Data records

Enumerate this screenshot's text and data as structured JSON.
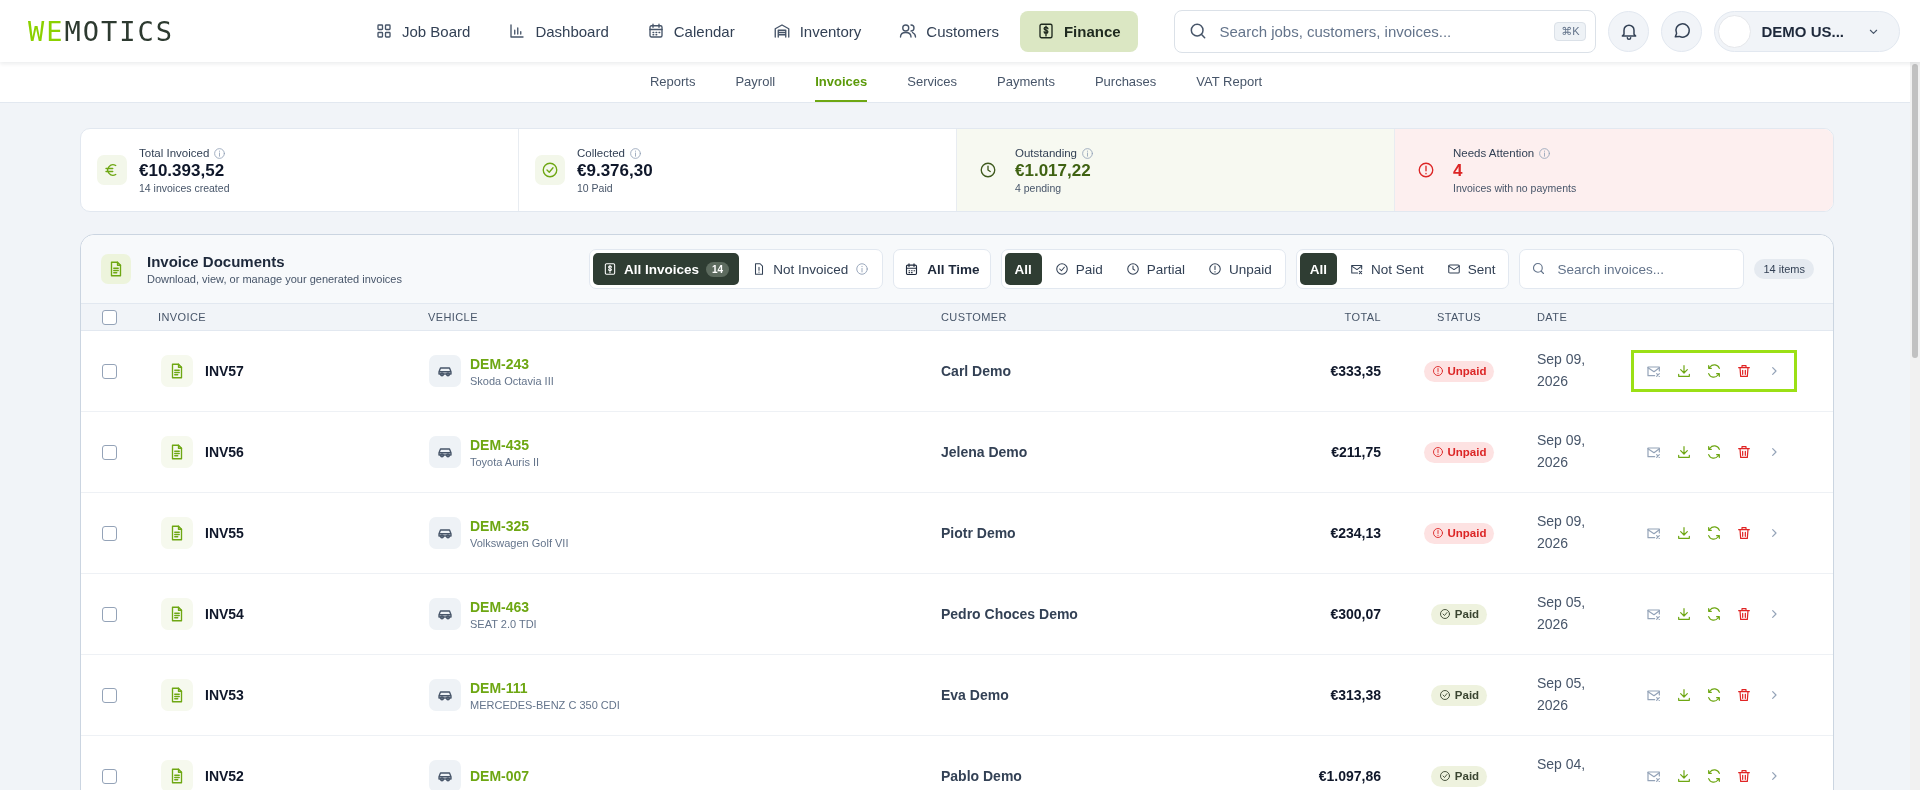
{
  "topbar": {
    "logo": {
      "accent": "WE",
      "rest": "MOTICS"
    },
    "nav": [
      {
        "label": "Job Board",
        "selected": false
      },
      {
        "label": "Dashboard",
        "selected": false
      },
      {
        "label": "Calendar",
        "selected": false
      },
      {
        "label": "Inventory",
        "selected": false
      },
      {
        "label": "Customers",
        "selected": false
      },
      {
        "label": "Finance",
        "selected": true
      }
    ],
    "search": {
      "placeholder": "Search jobs, customers, invoices...",
      "shortcut": "⌘K"
    },
    "user": {
      "name": "DEMO US..."
    }
  },
  "subnav": [
    {
      "label": "Reports",
      "selected": false
    },
    {
      "label": "Payroll",
      "selected": false
    },
    {
      "label": "Invoices",
      "selected": true
    },
    {
      "label": "Services",
      "selected": false
    },
    {
      "label": "Payments",
      "selected": false
    },
    {
      "label": "Purchases",
      "selected": false
    },
    {
      "label": "VAT Report",
      "selected": false
    }
  ],
  "summary": [
    {
      "kind": "total",
      "label": "Total Invoiced",
      "value": "€10.393,52",
      "note": "14 invoices created"
    },
    {
      "kind": "collected",
      "label": "Collected",
      "value": "€9.376,30",
      "note": "10 Paid"
    },
    {
      "kind": "outstanding",
      "label": "Outstanding",
      "value": "€1.017,22",
      "note": "4 pending"
    },
    {
      "kind": "attention",
      "label": "Needs Attention",
      "value": "4",
      "note": "Invoices with no payments"
    }
  ],
  "invoices": {
    "title": "Invoice Documents",
    "subtitle": "Download, view, or manage your generated invoices",
    "doc_tabs": [
      {
        "label": "All Invoices",
        "count": "14",
        "selected": true
      },
      {
        "label": "Not Invoiced",
        "selected": false
      }
    ],
    "period": "All Time",
    "payment_filter": [
      {
        "kind": "all",
        "label": "All",
        "selected": true
      },
      {
        "kind": "paid",
        "label": "Paid",
        "selected": false
      },
      {
        "kind": "partial",
        "label": "Partial",
        "selected": false
      },
      {
        "kind": "unpaid",
        "label": "Unpaid",
        "selected": false
      }
    ],
    "send_filter": [
      {
        "kind": "all",
        "label": "All",
        "selected": true
      },
      {
        "kind": "not_sent",
        "label": "Not Sent",
        "selected": false
      },
      {
        "kind": "sent",
        "label": "Sent",
        "selected": false
      }
    ],
    "search": {
      "placeholder": "Search invoices..."
    },
    "count": "14 items",
    "select_all": {
      "checked": false
    },
    "columns": [
      "INVOICE",
      "VEHICLE",
      "CUSTOMER",
      "TOTAL",
      "STATUS",
      "DATE"
    ],
    "rows": [
      {
        "checked": false,
        "highlighted": true,
        "number": "INV57",
        "plate": "DEM-243",
        "model": "Skoda Octavia III",
        "customer": "Carl Demo",
        "total": "€333,35",
        "status": {
          "kind": "unpaid",
          "label": "Unpaid"
        },
        "date": "Sep 09, 2026"
      },
      {
        "checked": false,
        "highlighted": false,
        "number": "INV56",
        "plate": "DEM-435",
        "model": "Toyota Auris II",
        "customer": "Jelena Demo",
        "total": "€211,75",
        "status": {
          "kind": "unpaid",
          "label": "Unpaid"
        },
        "date": "Sep 09, 2026"
      },
      {
        "checked": false,
        "highlighted": false,
        "number": "INV55",
        "plate": "DEM-325",
        "model": "Volkswagen Golf VII",
        "customer": "Piotr Demo",
        "total": "€234,13",
        "status": {
          "kind": "unpaid",
          "label": "Unpaid"
        },
        "date": "Sep 09, 2026"
      },
      {
        "checked": false,
        "highlighted": false,
        "number": "INV54",
        "plate": "DEM-463",
        "model": "SEAT 2.0 TDI",
        "customer": "Pedro Choces Demo",
        "total": "€300,07",
        "status": {
          "kind": "paid",
          "label": "Paid"
        },
        "date": "Sep 05, 2026"
      },
      {
        "checked": false,
        "highlighted": false,
        "number": "INV53",
        "plate": "DEM-111",
        "model": "MERCEDES-BENZ C 350 CDI",
        "customer": "Eva Demo",
        "total": "€313,38",
        "status": {
          "kind": "paid",
          "label": "Paid"
        },
        "date": "Sep 05, 2026"
      },
      {
        "checked": false,
        "highlighted": false,
        "number": "INV52",
        "plate": "DEM-007",
        "customer": "Pablo Demo",
        "total": "€1.097,86",
        "status": {
          "kind": "paid",
          "label": "Paid"
        },
        "date": "Sep 04,"
      }
    ]
  }
}
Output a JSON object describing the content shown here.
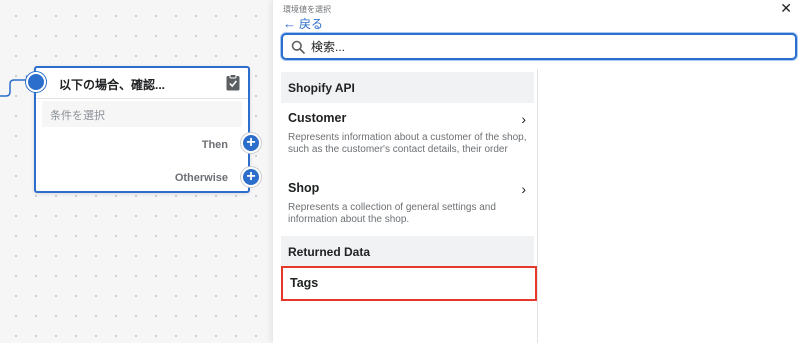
{
  "workflow": {
    "node_title": "以下の場合、確認...",
    "condition_placeholder": "条件を選択",
    "branch_then": "Then",
    "branch_otherwise": "Otherwise",
    "plus_glyph": "+",
    "accent_color": "#2c6ecb"
  },
  "panel": {
    "label": "環境値を選択",
    "close_glyph": "✕",
    "back_arrow": "←",
    "back_label": "戻る",
    "search_placeholder": "検索...",
    "sections": [
      {
        "header": "Shopify API",
        "items": [
          {
            "title": "Customer",
            "description": "Represents information about a customer of the shop, such as the customer's contact details, their order",
            "chevron": "›"
          },
          {
            "title": "Shop",
            "description": "Represents a collection of general settings and information about the shop.",
            "chevron": "›"
          }
        ]
      },
      {
        "header": "Returned Data",
        "items": [
          {
            "title": "Tags",
            "highlight_color": "#e5382a"
          }
        ]
      }
    ]
  },
  "icons": [
    "clipboard-check-icon",
    "search-icon",
    "close-icon",
    "back-arrow-icon",
    "chevron-right-icon",
    "plus-icon"
  ]
}
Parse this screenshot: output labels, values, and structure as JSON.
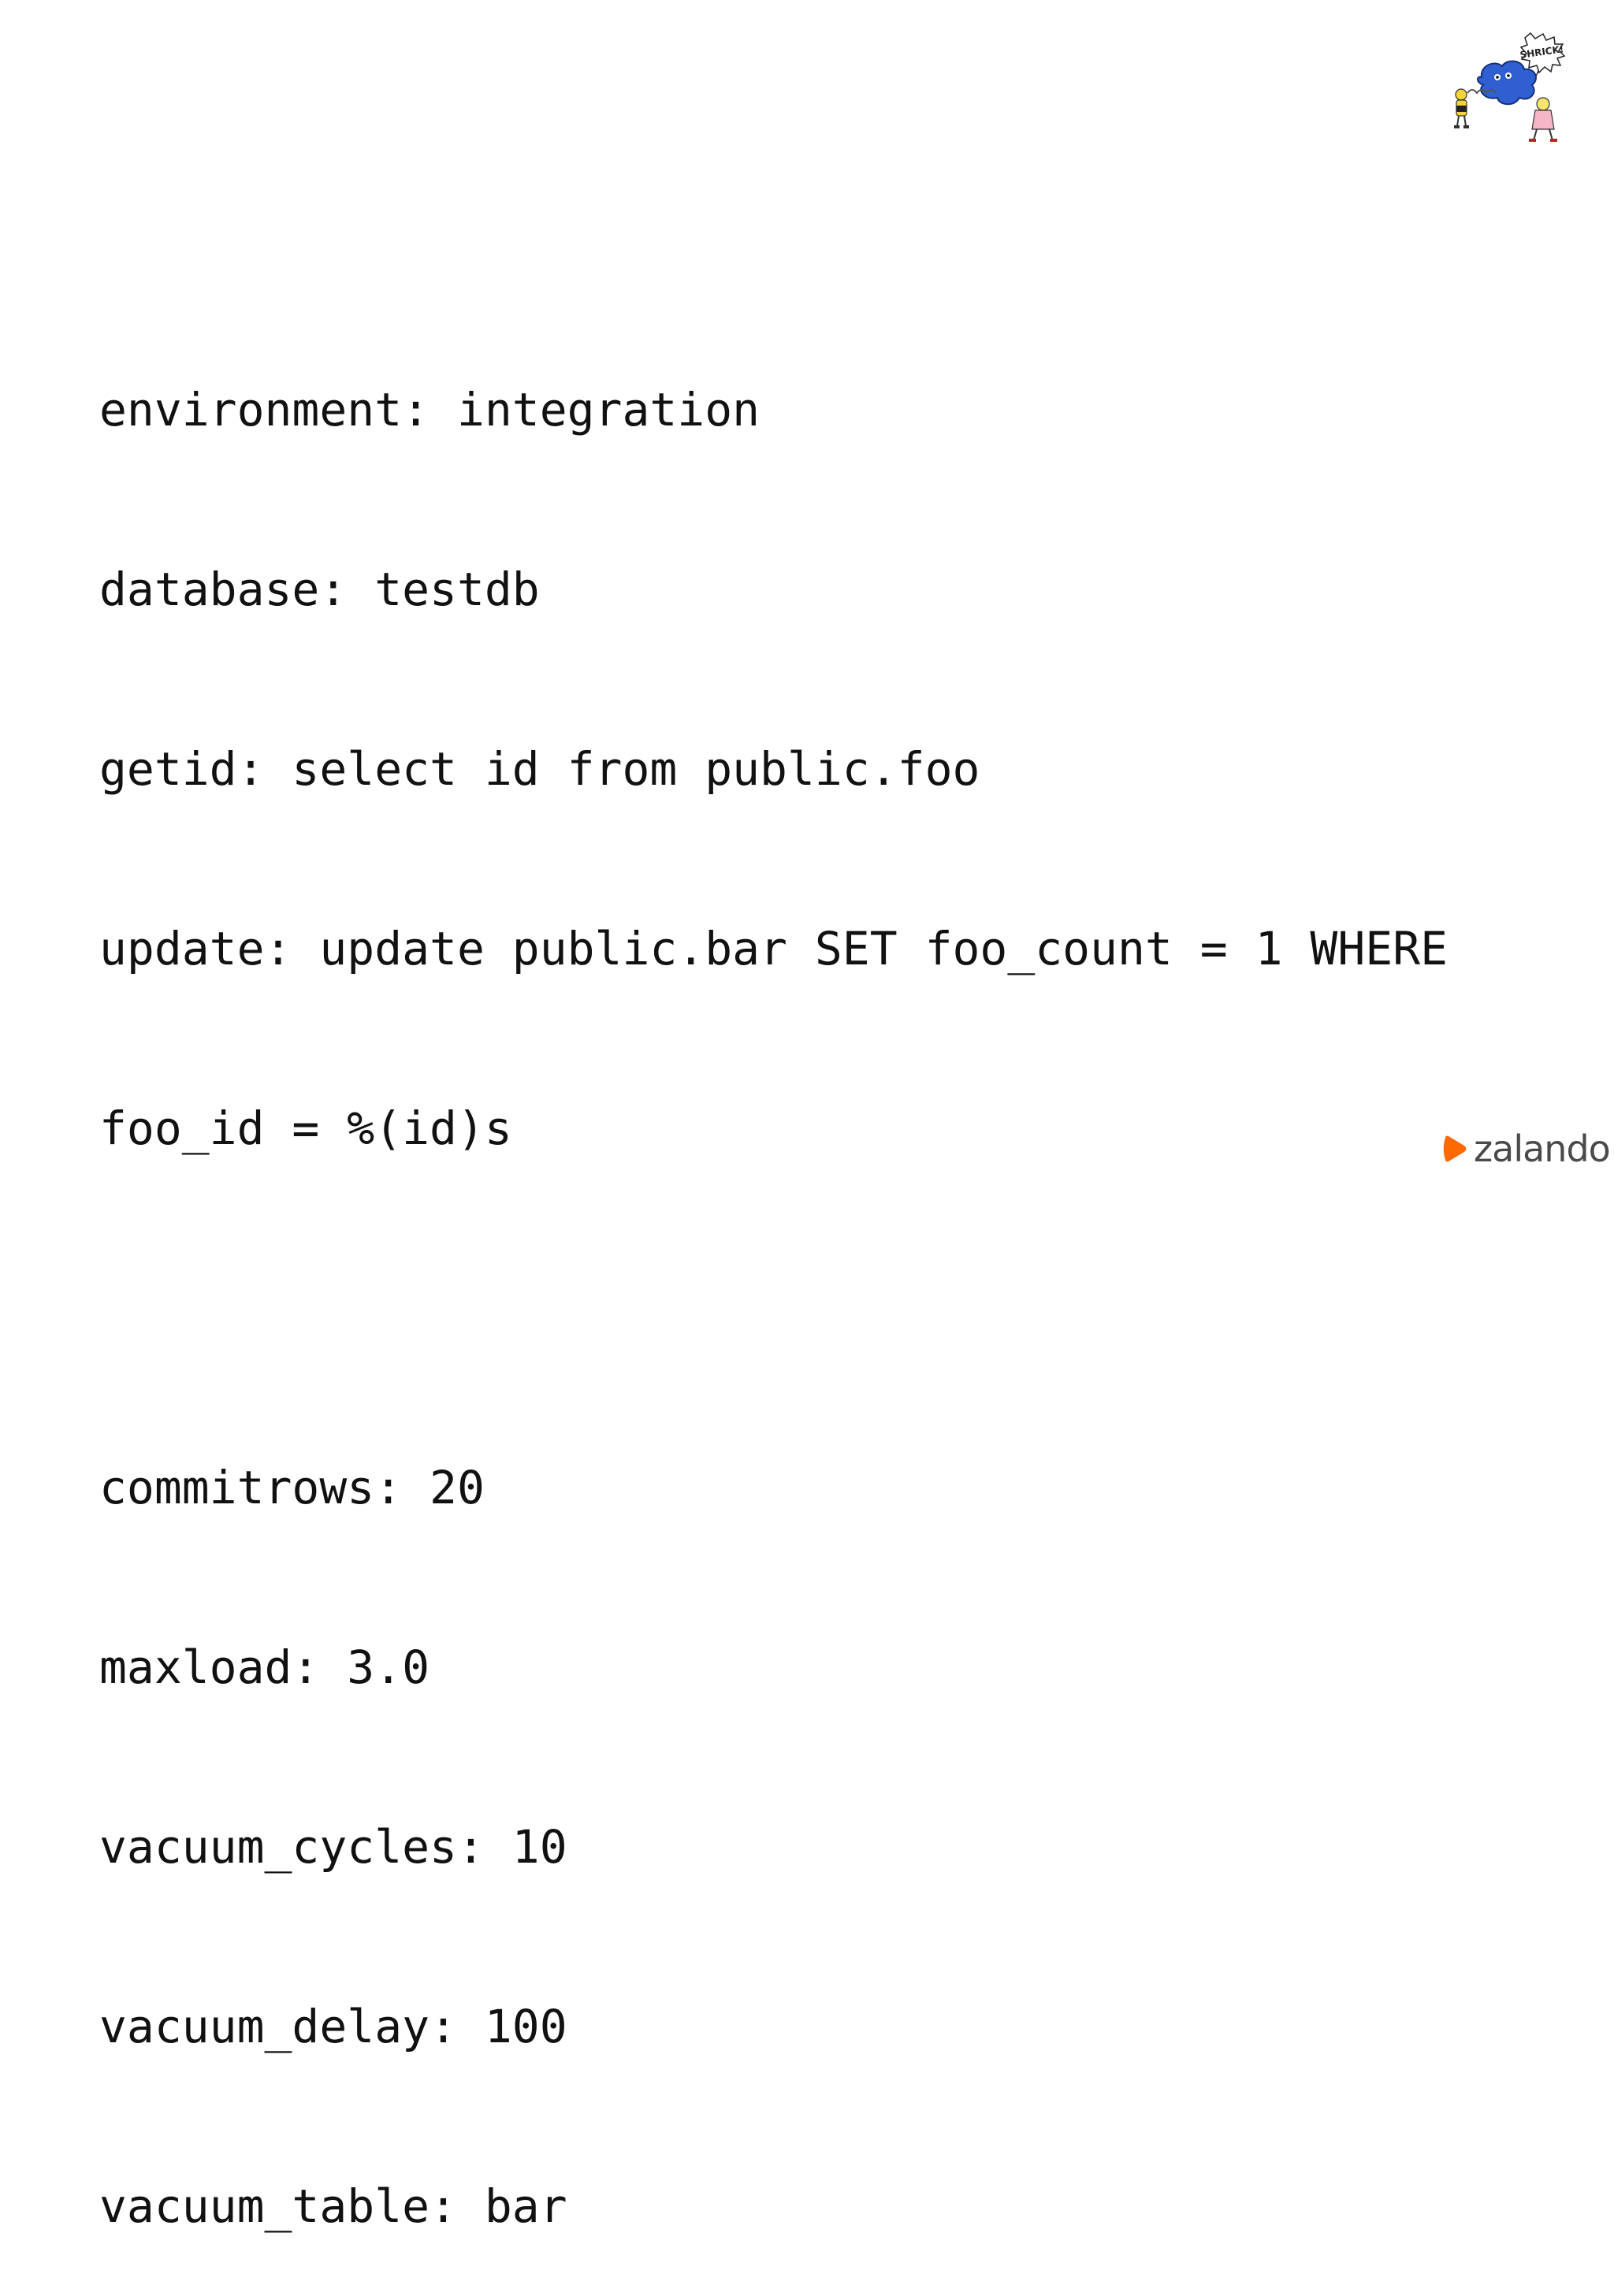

TASK OBJECTIVE
Identify each line of the material where the word "header" shows up, and copy it.

SOLUTION BELOW
        "header": "Shopify API",
        "header": "Returned Data",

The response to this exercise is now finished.